::: PAGE EXCERPT
- Conference: Southland Conference
- Record: 2–9 (1–4 Southland)
- Head coach: John Symank (1st season);
- Defensive coordinator: C. O. Brocato (1st season)
- Home stadium: Turnpike Stadium

= 1971 UT Arlington Mavericks football team =

American college football season

The 1971 UT Arlington Mavericks football team was an American football team that represented the University of Texas at Arlington in the Southland Conference during the 1971 NCAA College Division football season. In their first year under head coach John Symank, the team compiled a 2–9 record.

In December 1970, former Arlington State back John Symank was hired as head coach from Northern Arizona. The 1971 season also marked the first UTA competed as the Mavericks after previously being known as the Rebels since 1951. The name Mavericks was selected by the student body over Toros and the name change was undertaken after the Rebels moniker became increasingly controversial due to its association with the Confederacy.
::::::
::: MATERIAL PROVIDED
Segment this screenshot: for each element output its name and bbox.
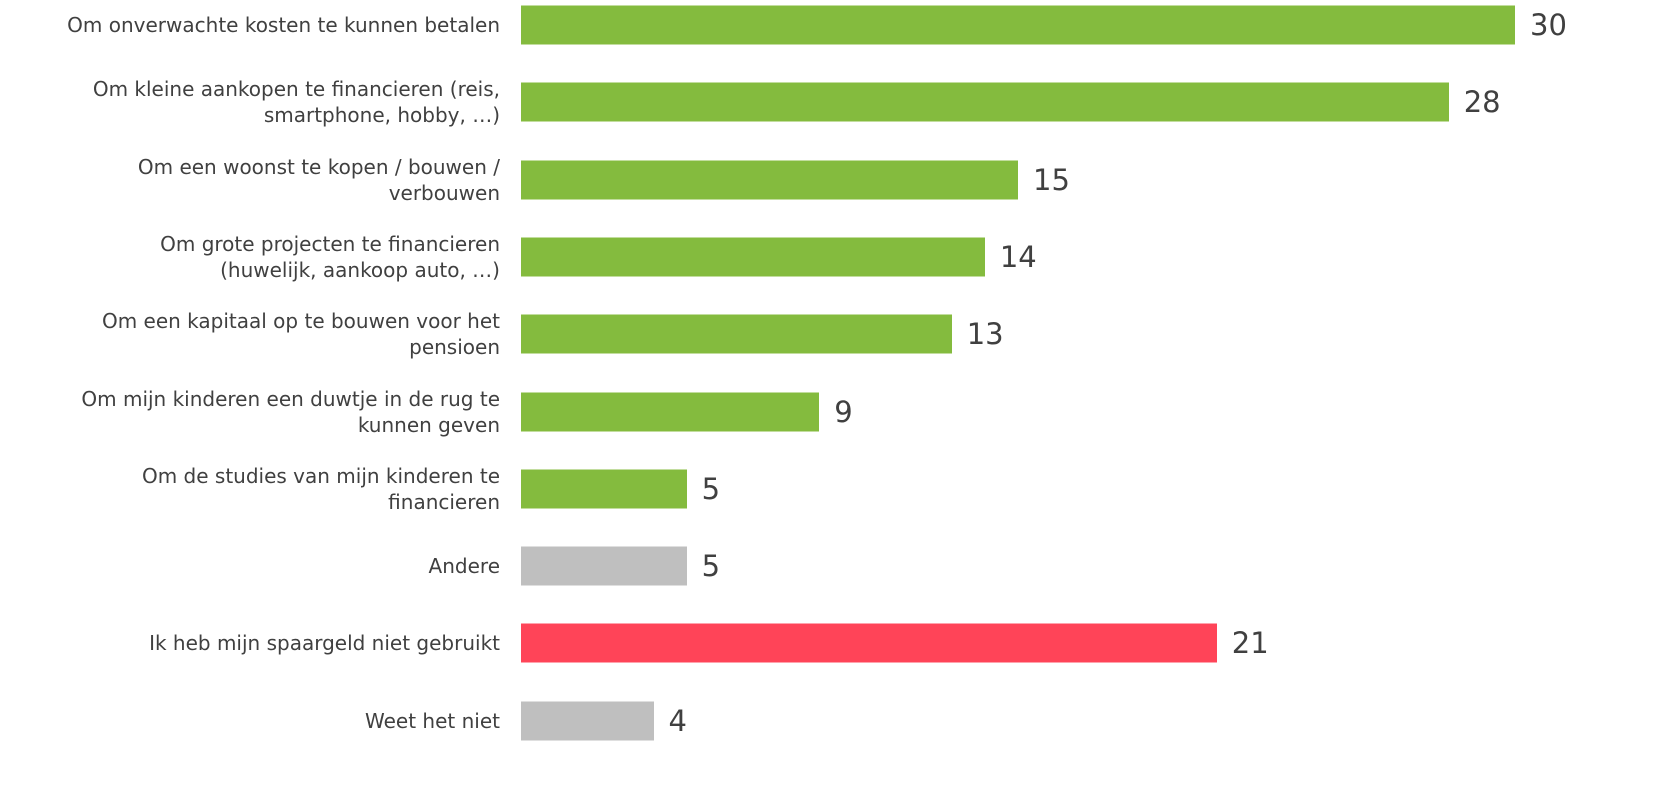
value-label: 5 [701, 471, 721, 506]
bar [521, 392, 820, 431]
bar [521, 314, 952, 354]
category-label: Om een kapitaal op te bouwen voor het pe… [101, 309, 500, 360]
bar [521, 82, 1449, 122]
bar [521, 5, 1515, 45]
bar [521, 623, 1217, 663]
category-label: Andere [428, 554, 500, 579]
bar [521, 237, 985, 277]
category-label: Weet het niet [365, 708, 500, 733]
value-label: 30 [1530, 8, 1567, 42]
category-label: Om grote projecten te financieren (huwel… [160, 231, 500, 282]
bar [521, 546, 687, 586]
bar [521, 160, 1018, 200]
category-label: Om mijn kinderen een duwtje in de rug te… [81, 386, 500, 437]
category-label: Om een woonst te kopen / bouwen / verbou… [137, 154, 500, 205]
bar [521, 701, 654, 741]
category-label: Om onverwachte kosten te kunnen betalen [67, 13, 500, 37]
category-label: Om de studies van mijn kinderen te finan… [141, 463, 500, 514]
value-label: 5 [701, 549, 721, 584]
bar [521, 469, 687, 509]
value-label: 4 [668, 703, 687, 738]
category-label: Om kleine aankopen te financieren (reis,… [92, 77, 500, 128]
category-label: Ik heb mijn spaargeld niet gebruikt [149, 631, 500, 656]
value-label: 9 [834, 394, 853, 429]
value-label: 13 [966, 317, 1004, 352]
value-label: 15 [1033, 162, 1070, 197]
value-label: 28 [1463, 85, 1501, 120]
value-label: 21 [1231, 626, 1269, 661]
value-label: 14 [999, 239, 1037, 274]
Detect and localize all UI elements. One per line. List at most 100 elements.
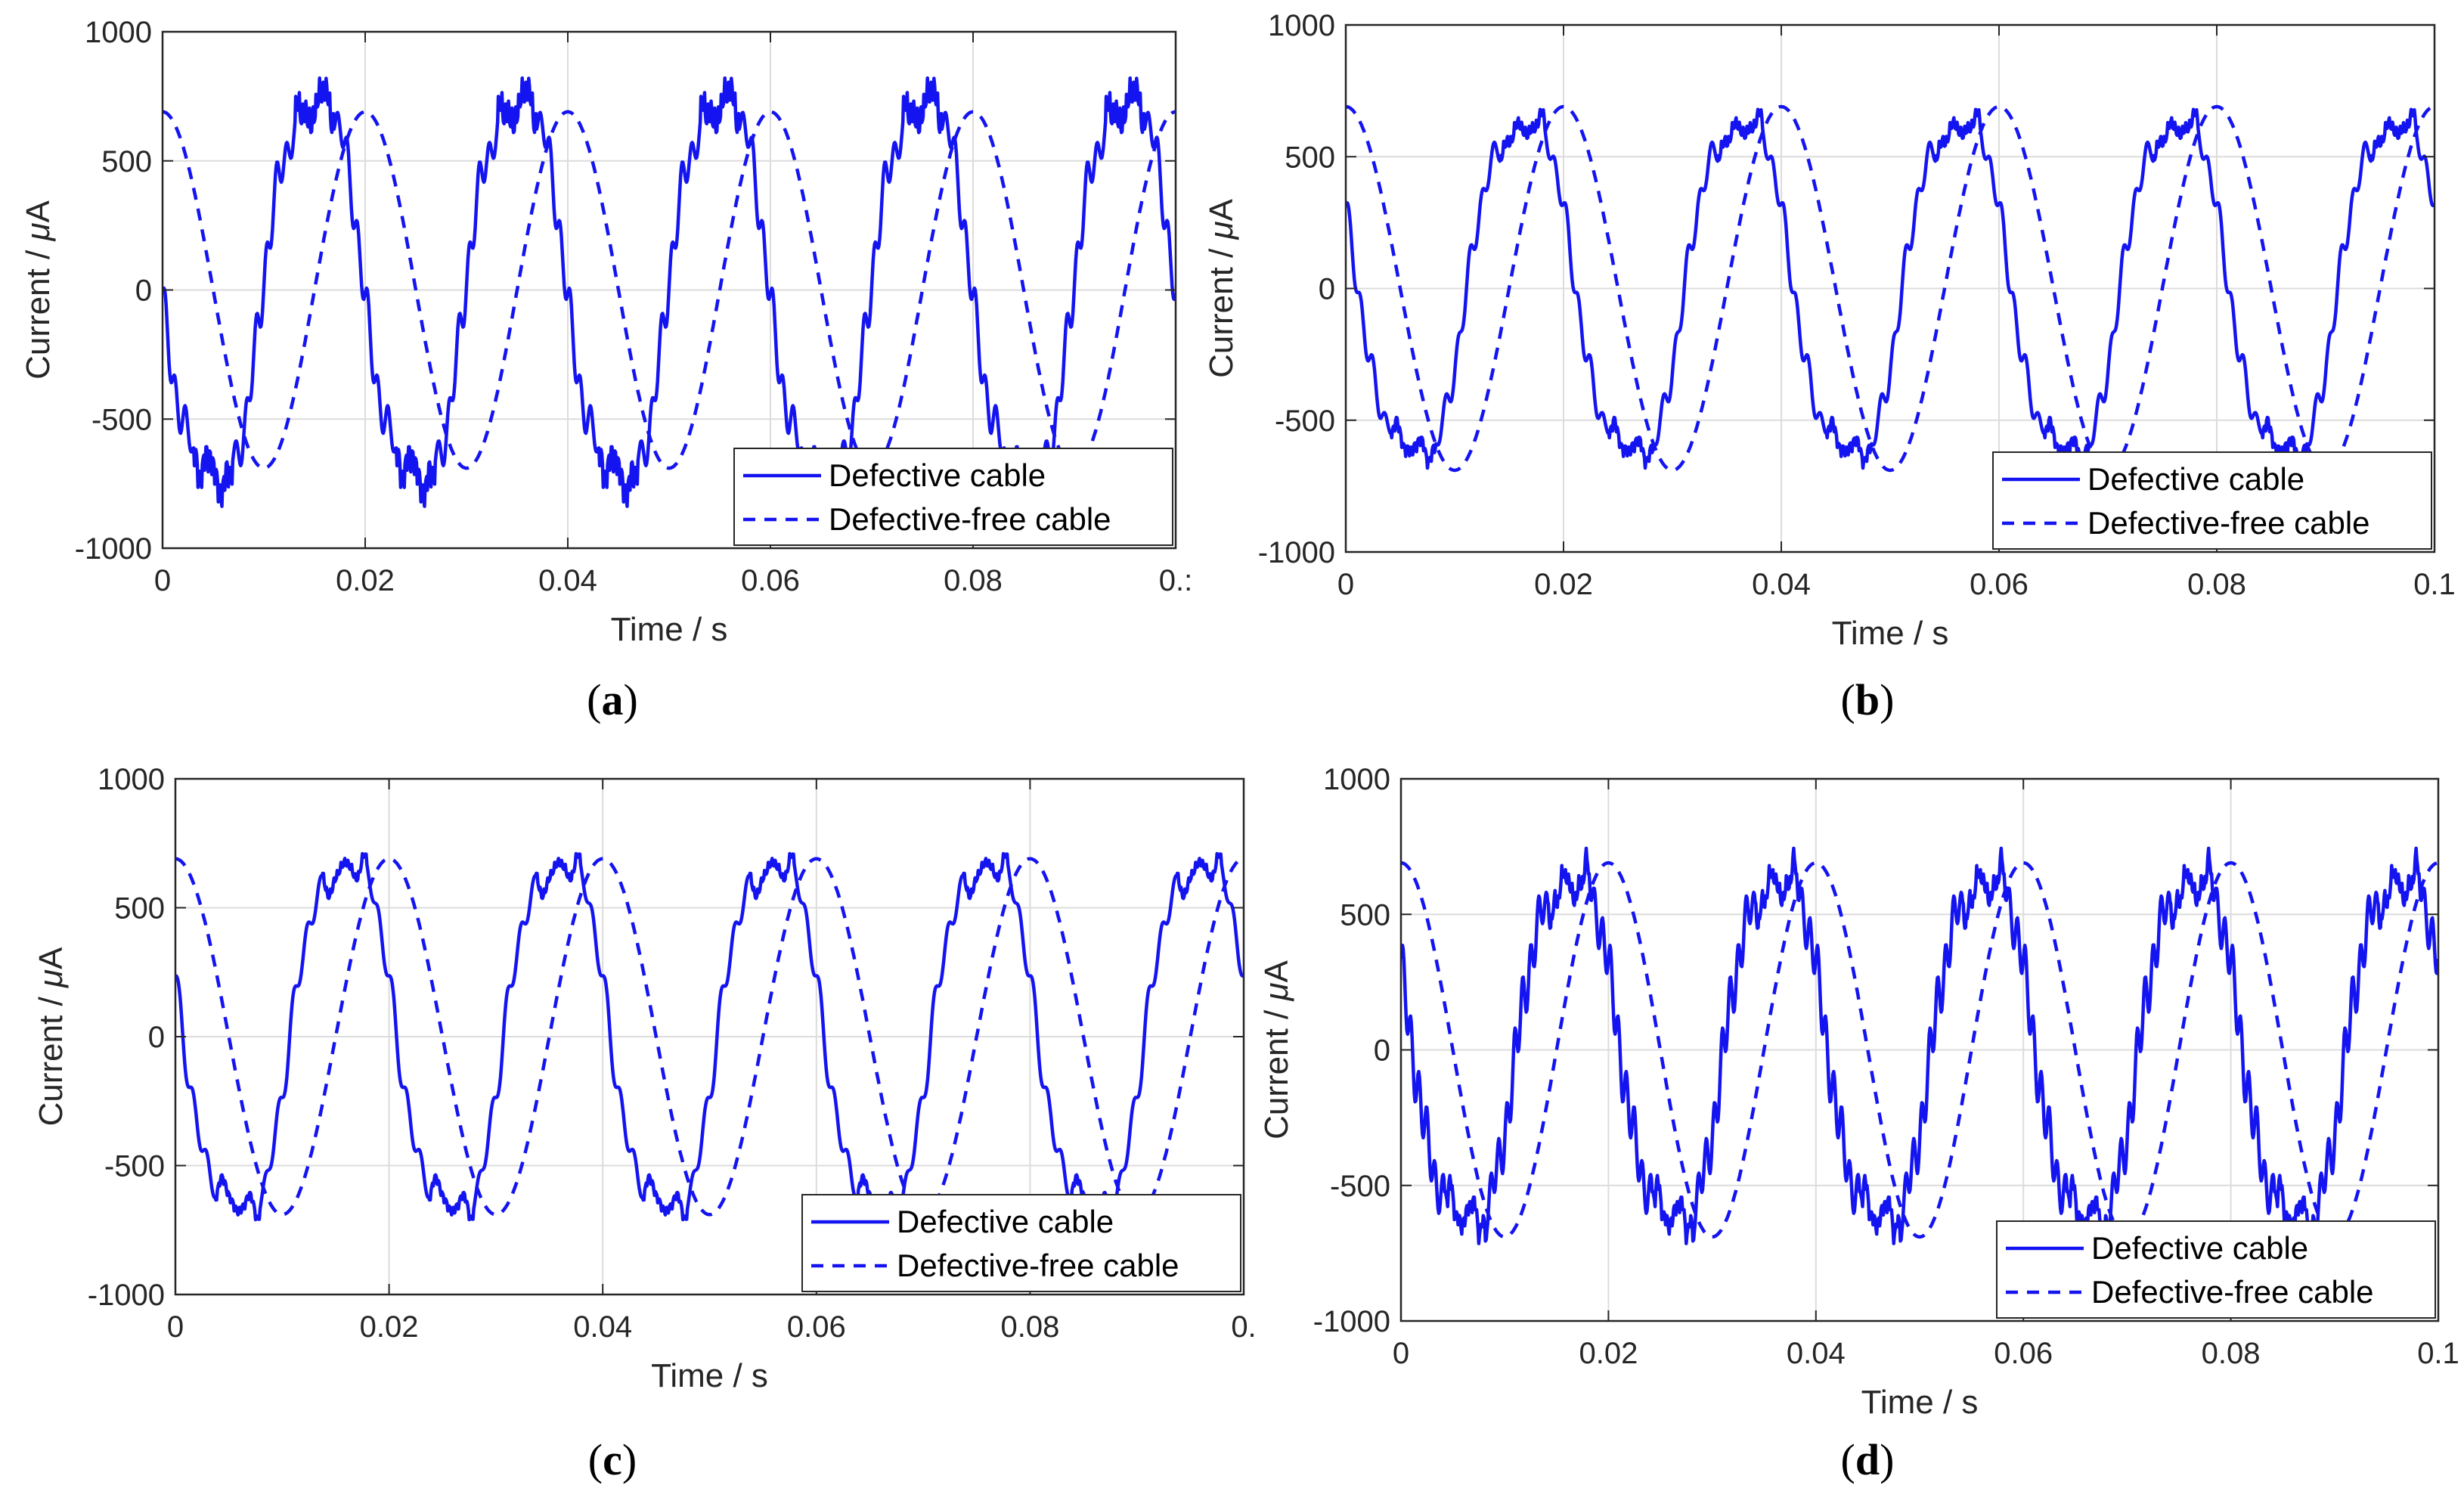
- series-defective-free-cable-line: [1346, 104, 2435, 473]
- panel-label-letter: c: [603, 1435, 622, 1484]
- x-tick-label: 0.02: [1579, 1337, 1638, 1370]
- y-tick-label: -500: [1275, 405, 1335, 438]
- chart-panel-a: 0 0.02 0.04 0.06 0.08 0.: -1000 -500 0 500 1000 Tim…: [20, 16, 1192, 724]
- chart-panel-d: 0 0.02 0.04 0.06 0.08 0.1 -1000 -500 0 500 1000 Tim…: [1258, 763, 2459, 1484]
- legend: Defective cable Defective-free cable: [1992, 451, 2432, 550]
- y-tick-label: 1000: [1323, 763, 1390, 796]
- y-axis-label-mu: μ: [20, 222, 57, 241]
- legend-label-defective-free-cable: Defective-free cable: [829, 501, 1111, 537]
- y-tick-label: -1000: [75, 532, 152, 566]
- y-axis-label-suffix: A: [20, 200, 57, 222]
- x-tick-label: 0.08: [2187, 568, 2246, 601]
- legend-label-defective-cable: Defective cable: [897, 1204, 1114, 1239]
- y-axis-label: Current / μA: [20, 200, 57, 380]
- y-axis-label: Current / μA: [1203, 198, 1240, 378]
- series-defective-cable-line: [1346, 107, 2435, 470]
- panel-label-open: (: [587, 675, 601, 724]
- legend-label-defective-cable: Defective cable: [829, 457, 1046, 493]
- chart-panel-b: 0 0.02 0.04 0.06 0.08 0.1 -1000 -500 0 500 1000 Tim…: [1203, 9, 2456, 724]
- y-axis-label-mu: μ: [33, 969, 70, 988]
- y-tick-label: 1000: [85, 16, 152, 49]
- x-tick-label: 0.: [1231, 1310, 1256, 1344]
- panel-label-close: ): [1880, 1435, 1894, 1484]
- x-tick-label: 0.02: [360, 1310, 419, 1344]
- x-tick-label: 0.06: [1994, 1337, 2053, 1370]
- legend-label-defective-free-cable: Defective-free cable: [897, 1248, 1179, 1283]
- x-tick-label: 0.04: [1787, 1337, 1846, 1370]
- y-tick-label: 1000: [1268, 9, 1335, 42]
- y-axis-label-prefix: Current /: [1258, 1001, 1295, 1139]
- series-defective-cable-line: [1401, 846, 2438, 1245]
- x-tick-label: 0.08: [944, 564, 1003, 597]
- y-tick-label: -1000: [88, 1279, 165, 1312]
- y-tick-label: 0: [1374, 1034, 1390, 1068]
- y-axis-label: Current / μA: [1258, 960, 1295, 1139]
- series-defective-cable-line: [175, 851, 1244, 1222]
- legend-label-defective-free-cable: Defective-free cable: [2087, 505, 2370, 541]
- x-tick-label: 0.06: [1970, 568, 2029, 601]
- y-axis-label-prefix: Current /: [20, 241, 57, 380]
- y-tick-label: 0: [135, 274, 152, 308]
- y-tick-label: 0: [148, 1021, 165, 1054]
- x-tick-label: 0.1: [2413, 568, 2456, 601]
- chart-panel-c: 0 0.02 0.04 0.06 0.08 0. -1000 -500 0 500 1000 Time…: [33, 763, 1257, 1484]
- legend-box: [1992, 451, 2432, 550]
- y-axis-label-prefix: Current /: [1203, 240, 1240, 378]
- panel-label-open: (: [1841, 675, 1855, 724]
- series-defective-free-cable-line: [175, 857, 1244, 1217]
- legend-box: [733, 448, 1173, 546]
- panel-label-open: (: [1841, 1435, 1855, 1484]
- legend-box: [801, 1194, 1241, 1292]
- x-axis-label: Time / s: [611, 611, 728, 648]
- legend-label-defective-cable: Defective cable: [2091, 1230, 2308, 1266]
- x-tick-label: 0.02: [1534, 568, 1593, 601]
- x-axis-label: Time / s: [651, 1357, 768, 1394]
- legend: Defective cable Defective-free cable: [1996, 1220, 2436, 1319]
- panel-label: (a): [587, 675, 638, 724]
- y-axis-label-suffix: A: [1258, 960, 1295, 982]
- panel-label-open: (: [588, 1435, 603, 1484]
- x-tick-label: 0.08: [1000, 1310, 1059, 1344]
- x-tick-label: 0.08: [2202, 1337, 2261, 1370]
- panel-label: (d): [1841, 1435, 1895, 1484]
- legend: Defective cable Defective-free cable: [801, 1194, 1241, 1292]
- panel-label-close: ): [1880, 675, 1894, 724]
- y-axis-label: Current / μA: [33, 947, 70, 1127]
- x-tick-label: 0.04: [1752, 568, 1811, 601]
- x-tick-label: 0: [1337, 568, 1354, 601]
- panel-label: (c): [588, 1435, 637, 1484]
- panel-label-close: ): [624, 675, 638, 724]
- x-axis-label: Time / s: [1861, 1384, 1979, 1421]
- x-tick-label: 0.1: [2417, 1337, 2459, 1370]
- y-tick-label: -1000: [1313, 1305, 1390, 1338]
- series-defective-free-cable-line: [1401, 860, 2438, 1239]
- x-tick-label: 0: [167, 1310, 184, 1344]
- panel-label-close: ): [622, 1435, 637, 1484]
- y-axis-label-prefix: Current /: [33, 988, 70, 1126]
- y-tick-label: 500: [1340, 898, 1390, 932]
- y-axis-label-suffix: A: [33, 947, 70, 969]
- x-axis-label: Time / s: [1832, 615, 1949, 652]
- y-tick-label: 1000: [98, 763, 165, 796]
- y-axis-label-mu: μ: [1258, 982, 1295, 1001]
- x-tick-label: 0.02: [336, 564, 395, 597]
- x-tick-label: 0.:: [1159, 564, 1192, 597]
- legend-label-defective-cable: Defective cable: [2087, 461, 2304, 497]
- panel-label-letter: b: [1855, 675, 1880, 724]
- y-tick-label: 500: [1285, 141, 1335, 174]
- y-tick-label: 500: [114, 892, 165, 926]
- y-tick-label: 0: [1319, 273, 1335, 306]
- legend: Defective cable Defective-free cable: [733, 448, 1173, 546]
- panel-label: (b): [1841, 675, 1895, 724]
- panel-label-letter: d: [1855, 1435, 1880, 1484]
- x-tick-label: 0.04: [573, 1310, 632, 1344]
- y-axis-label-mu: μ: [1203, 221, 1240, 240]
- y-tick-label: -500: [1330, 1170, 1390, 1203]
- x-tick-label: 0: [1393, 1337, 1409, 1370]
- legend-label-defective-free-cable: Defective-free cable: [2091, 1274, 2374, 1310]
- y-tick-label: -500: [104, 1150, 165, 1183]
- series-defective-free-cable-line: [163, 110, 1176, 470]
- x-tick-label: 0.06: [741, 564, 800, 597]
- y-tick-label: 500: [101, 145, 152, 178]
::::::
-- WHAT YOU NEED TO DO --
1. According to the 1971 Mavericks article, which name did the student body pass over when it selected Mavericks?
2. Translate this sentence from the 1971 Mavericks article into Spanish: "In December 1970, former Arlington State back John Symank was hired as head coach from Northern Arizona."
3. Output the passage of the 1971 Mavericks article that begins at the words "The 1971 UT" and stops after "a 2–9 record.", changing nothing.

-- ANSWERS TO THE EXERCISE --
1. Toros

2. En diciembre de 1970, John Symank, antiguo back de Arlington State, fue contratado como entrenador principal procedente de Northern Arizona.

3.
The 1971 UT Arlington Mavericks football team was an American football team that represented the University of Texas at Arlington in the Southland Conference during the 1971 NCAA College Division football season. In their first year under head coach John Symank, the team compiled a 2–9 record.